**Given instruction:** Quote every line as given.

**Records shown:**
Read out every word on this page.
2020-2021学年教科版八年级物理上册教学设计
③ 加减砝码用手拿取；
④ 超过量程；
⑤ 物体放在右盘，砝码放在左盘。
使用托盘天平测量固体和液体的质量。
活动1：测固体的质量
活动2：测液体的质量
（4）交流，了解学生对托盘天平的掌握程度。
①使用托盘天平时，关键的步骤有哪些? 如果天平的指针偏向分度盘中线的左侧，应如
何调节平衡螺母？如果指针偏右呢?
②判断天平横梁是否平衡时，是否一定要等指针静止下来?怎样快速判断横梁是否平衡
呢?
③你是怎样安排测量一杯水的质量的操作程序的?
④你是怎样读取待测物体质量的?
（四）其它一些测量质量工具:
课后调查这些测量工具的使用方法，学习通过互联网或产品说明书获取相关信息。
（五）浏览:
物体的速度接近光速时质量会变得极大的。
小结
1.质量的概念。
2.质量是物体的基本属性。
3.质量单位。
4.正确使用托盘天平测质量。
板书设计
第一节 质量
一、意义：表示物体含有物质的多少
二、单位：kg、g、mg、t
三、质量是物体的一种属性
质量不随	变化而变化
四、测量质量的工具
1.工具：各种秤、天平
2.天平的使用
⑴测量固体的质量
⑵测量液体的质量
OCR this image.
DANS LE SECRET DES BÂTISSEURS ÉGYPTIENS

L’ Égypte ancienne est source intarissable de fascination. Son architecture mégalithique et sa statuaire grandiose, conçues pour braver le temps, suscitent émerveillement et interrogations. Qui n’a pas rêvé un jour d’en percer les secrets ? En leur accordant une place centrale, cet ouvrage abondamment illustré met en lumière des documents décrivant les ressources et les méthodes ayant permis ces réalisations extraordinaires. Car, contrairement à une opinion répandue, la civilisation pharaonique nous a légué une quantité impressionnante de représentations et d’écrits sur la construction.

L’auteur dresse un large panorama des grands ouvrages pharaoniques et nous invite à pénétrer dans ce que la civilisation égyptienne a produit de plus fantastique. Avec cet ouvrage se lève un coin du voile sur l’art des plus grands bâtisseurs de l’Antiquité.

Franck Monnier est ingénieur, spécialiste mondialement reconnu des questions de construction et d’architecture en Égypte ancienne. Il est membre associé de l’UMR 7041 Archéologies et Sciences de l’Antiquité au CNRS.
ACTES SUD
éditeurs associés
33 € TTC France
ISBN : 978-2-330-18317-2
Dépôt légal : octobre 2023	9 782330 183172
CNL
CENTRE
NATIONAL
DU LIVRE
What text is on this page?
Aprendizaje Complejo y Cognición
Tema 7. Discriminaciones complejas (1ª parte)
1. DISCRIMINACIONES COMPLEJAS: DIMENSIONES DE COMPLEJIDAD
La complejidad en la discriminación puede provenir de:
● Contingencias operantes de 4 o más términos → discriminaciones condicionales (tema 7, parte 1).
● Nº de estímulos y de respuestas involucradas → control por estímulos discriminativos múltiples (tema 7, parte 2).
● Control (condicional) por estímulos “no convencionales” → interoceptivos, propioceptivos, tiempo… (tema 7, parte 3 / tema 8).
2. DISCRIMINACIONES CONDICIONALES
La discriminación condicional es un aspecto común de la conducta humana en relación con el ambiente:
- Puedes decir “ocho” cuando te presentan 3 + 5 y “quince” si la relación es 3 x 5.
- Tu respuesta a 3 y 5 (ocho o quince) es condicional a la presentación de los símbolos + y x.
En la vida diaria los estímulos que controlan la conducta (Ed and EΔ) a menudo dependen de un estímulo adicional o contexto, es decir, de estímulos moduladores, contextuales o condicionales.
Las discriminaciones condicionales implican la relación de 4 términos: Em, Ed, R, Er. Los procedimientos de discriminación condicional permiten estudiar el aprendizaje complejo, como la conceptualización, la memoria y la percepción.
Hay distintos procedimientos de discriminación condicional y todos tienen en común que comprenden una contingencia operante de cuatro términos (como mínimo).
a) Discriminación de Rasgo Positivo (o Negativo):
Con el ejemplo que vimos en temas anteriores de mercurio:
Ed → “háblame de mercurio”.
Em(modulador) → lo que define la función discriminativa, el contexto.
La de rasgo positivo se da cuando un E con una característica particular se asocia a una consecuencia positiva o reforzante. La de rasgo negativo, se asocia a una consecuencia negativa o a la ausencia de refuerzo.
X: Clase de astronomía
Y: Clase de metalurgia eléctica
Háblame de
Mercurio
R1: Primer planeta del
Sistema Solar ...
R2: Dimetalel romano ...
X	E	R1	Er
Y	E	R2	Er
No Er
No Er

**Output of the exercise:**
Read out every word on this page.
2020-2021学年教科版八年级物理上册教学设计
③ 加减砝码用手拿取；
④ 超过量程；
⑤ 物体放在右盘，砝码放在左盘。
使用托盘天平测量固体和液体的质量。
活动1：测固体的质量
活动2：测液体的质量
（4）交流，了解学生对托盘天平的掌握程度。
①使用托盘天平时，关键的步骤有哪些? 如果天平的指针偏向分度盘中线的左侧，应如
何调节平衡螺母？如果指针偏右呢?
②判断天平横梁是否平衡时，是否一定要等指针静止下来?怎样快速判断横梁是否平衡
呢?
③你是怎样安排测量一杯水的质量的操作程序的?
④你是怎样读取待测物体质量的?
（四）其它一些测量质量工具:
课后调查这些测量工具的使用方法，学习通过互联网或产品说明书获取相关信息。
（五）浏览:
物体的速度接近光速时质量会变得极大的。
小结
1.质量的概念。
2.质量是物体的基本属性。
3.质量单位。
4.正确使用托盘天平测质量。
板书设计
第一节 质量
一、意义：表示物体含有物质的多少
二、单位：kg、g、mg、t
三、质量是物体的一种属性
质量不随	变化而变化
四、测量质量的工具
1.工具：各种秤、天平
2.天平的使用
⑴测量固体的质量
⑵测量液体的质量
OCR this image.
DANS LE SECRET DES BÂTISSEURS ÉGYPTIENS

L’ Égypte ancienne est source intarissable de fascination. Son architecture mégalithique et sa statuaire grandiose, conçues pour braver le temps, suscitent émerveillement et interrogations. Qui n’a pas rêvé un jour d’en percer les secrets ? En leur accordant une place centrale, cet ouvrage abondamment illustré met en lumière des documents décrivant les ressources et les méthodes ayant permis ces réalisations extraordinaires. Car, contrairement à une opinion répandue, la civilisation pharaonique nous a légué une quantité impressionnante de représentations et d’écrits sur la construction.

L’auteur dresse un large panorama des grands ouvrages pharaoniques et nous invite à pénétrer dans ce que la civilisation égyptienne a produit de plus fantastique. Avec cet ouvrage se lève un coin du voile sur l’art des plus grands bâtisseurs de l’Antiquité.

Franck Monnier est ingénieur, spécialiste mondialement reconnu des questions de construction et d’architecture en Égypte ancienne. Il est membre associé de l’UMR 7041 Archéologies et Sciences de l’Antiquité au CNRS.
ACTES SUD
éditeurs associés
33 € TTC France
ISBN : 978-2-330-18317-2
Dépôt légal : octobre 2023	9 782330 183172
CNL
CENTRE
NATIONAL
DU LIVRE
What text is on this page?
Aprendizaje Complejo y Cognición
Tema 7. Discriminaciones complejas (1ª parte)
1. DISCRIMINACIONES COMPLEJAS: DIMENSIONES DE COMPLEJIDAD
La complejidad en la discriminación puede provenir de:
● Contingencias operantes de 4 o más términos → discriminaciones condicionales (tema 7, parte 1).
● Nº de estímulos y de respuestas involucradas → control por estímulos discriminativos múltiples (tema 7, parte 2).
● Control (condicional) por estímulos “no convencionales” → interoceptivos, propioceptivos, tiempo… (tema 7, parte 3 / tema 8).
2. DISCRIMINACIONES CONDICIONALES
La discriminación condicional es un aspecto común de la conducta humana en relación con el ambiente:
- Puedes decir “ocho” cuando te presentan 3 + 5 y “quince” si la relación es 3 x 5.
- Tu respuesta a 3 y 5 (ocho o quince) es condicional a la presentación de los símbolos + y x.
En la vida diaria los estímulos que controlan la conducta (Ed and EΔ) a menudo dependen de un estímulo adicional o contexto, es decir, de estímulos moduladores, contextuales o condicionales.
Las discriminaciones condicionales implican la relación de 4 términos: Em, Ed, R, Er. Los procedimientos de discriminación condicional permiten estudiar el aprendizaje complejo, como la conceptualización, la memoria y la percepción.
Hay distintos procedimientos de discriminación condicional y todos tienen en común que comprenden una contingencia operante de cuatro términos (como mínimo).
a) Discriminación de Rasgo Positivo (o Negativo):
Con el ejemplo que vimos en temas anteriores de mercurio:
Ed → “háblame de mercurio”.
Em(modulador) → lo que define la función discriminativa, el contexto.
La de rasgo positivo se da cuando un E con una característica particular se asocia a una consecuencia positiva o reforzante. La de rasgo negativo, se asocia a una consecuencia negativa o a la ausencia de refuerzo.
X: Clase de astronomía
Y: Clase de metalurgia eléctica
Háblame de
Mercurio
R1: Primer planeta del
Sistema Solar ...
R2: Dimetalel romano ...
X	E	R1	Er
Y	E	R2	Er
No Er
No Er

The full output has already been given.